*Records shown*
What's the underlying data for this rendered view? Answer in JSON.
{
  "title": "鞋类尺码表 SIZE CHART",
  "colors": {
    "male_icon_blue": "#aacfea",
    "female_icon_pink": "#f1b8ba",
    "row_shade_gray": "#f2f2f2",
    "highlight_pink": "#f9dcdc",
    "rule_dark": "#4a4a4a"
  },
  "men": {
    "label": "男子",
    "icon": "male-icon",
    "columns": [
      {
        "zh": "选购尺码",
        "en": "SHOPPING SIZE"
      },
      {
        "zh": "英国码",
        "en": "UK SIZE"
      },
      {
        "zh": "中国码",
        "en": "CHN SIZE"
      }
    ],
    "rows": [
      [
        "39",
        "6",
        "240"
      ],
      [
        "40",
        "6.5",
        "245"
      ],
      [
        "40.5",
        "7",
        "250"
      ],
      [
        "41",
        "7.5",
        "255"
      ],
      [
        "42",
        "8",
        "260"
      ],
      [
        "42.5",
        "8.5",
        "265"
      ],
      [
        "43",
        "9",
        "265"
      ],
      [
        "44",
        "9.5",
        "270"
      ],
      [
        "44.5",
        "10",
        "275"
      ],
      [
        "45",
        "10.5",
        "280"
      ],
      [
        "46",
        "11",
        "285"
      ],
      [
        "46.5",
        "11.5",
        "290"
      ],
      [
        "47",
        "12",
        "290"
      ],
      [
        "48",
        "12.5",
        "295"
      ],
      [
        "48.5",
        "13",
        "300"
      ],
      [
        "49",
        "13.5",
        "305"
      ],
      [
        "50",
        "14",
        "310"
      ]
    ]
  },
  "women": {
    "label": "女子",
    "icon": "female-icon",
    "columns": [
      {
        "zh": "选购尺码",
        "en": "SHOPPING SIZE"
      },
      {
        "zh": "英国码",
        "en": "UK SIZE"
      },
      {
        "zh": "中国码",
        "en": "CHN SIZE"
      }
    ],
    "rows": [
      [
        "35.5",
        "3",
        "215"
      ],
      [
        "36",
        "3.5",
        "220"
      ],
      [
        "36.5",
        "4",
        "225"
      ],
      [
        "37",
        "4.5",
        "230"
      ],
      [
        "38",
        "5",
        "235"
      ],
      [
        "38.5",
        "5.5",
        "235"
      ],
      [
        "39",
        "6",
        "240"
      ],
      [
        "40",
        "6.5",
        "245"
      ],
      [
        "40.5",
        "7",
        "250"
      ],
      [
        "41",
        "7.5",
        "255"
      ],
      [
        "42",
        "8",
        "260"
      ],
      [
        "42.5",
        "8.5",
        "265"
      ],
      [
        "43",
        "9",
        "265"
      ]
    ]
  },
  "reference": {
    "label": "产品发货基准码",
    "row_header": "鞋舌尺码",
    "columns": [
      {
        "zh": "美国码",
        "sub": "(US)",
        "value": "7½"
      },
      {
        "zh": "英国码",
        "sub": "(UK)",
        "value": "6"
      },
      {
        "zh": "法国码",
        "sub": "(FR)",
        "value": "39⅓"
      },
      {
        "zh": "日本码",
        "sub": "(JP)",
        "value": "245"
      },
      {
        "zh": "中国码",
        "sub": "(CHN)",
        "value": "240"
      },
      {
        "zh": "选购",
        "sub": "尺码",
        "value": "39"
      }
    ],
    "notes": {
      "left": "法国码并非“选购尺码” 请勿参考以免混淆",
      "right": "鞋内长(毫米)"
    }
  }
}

*Description of the task*
Note each line of the entries that has "value" in it, and copy those lines.

*Answer for the task*
        "value": "7½"
        "value": "6"
        "value": "39⅓"
        "value": "245"
        "value": "240"
        "value": "39"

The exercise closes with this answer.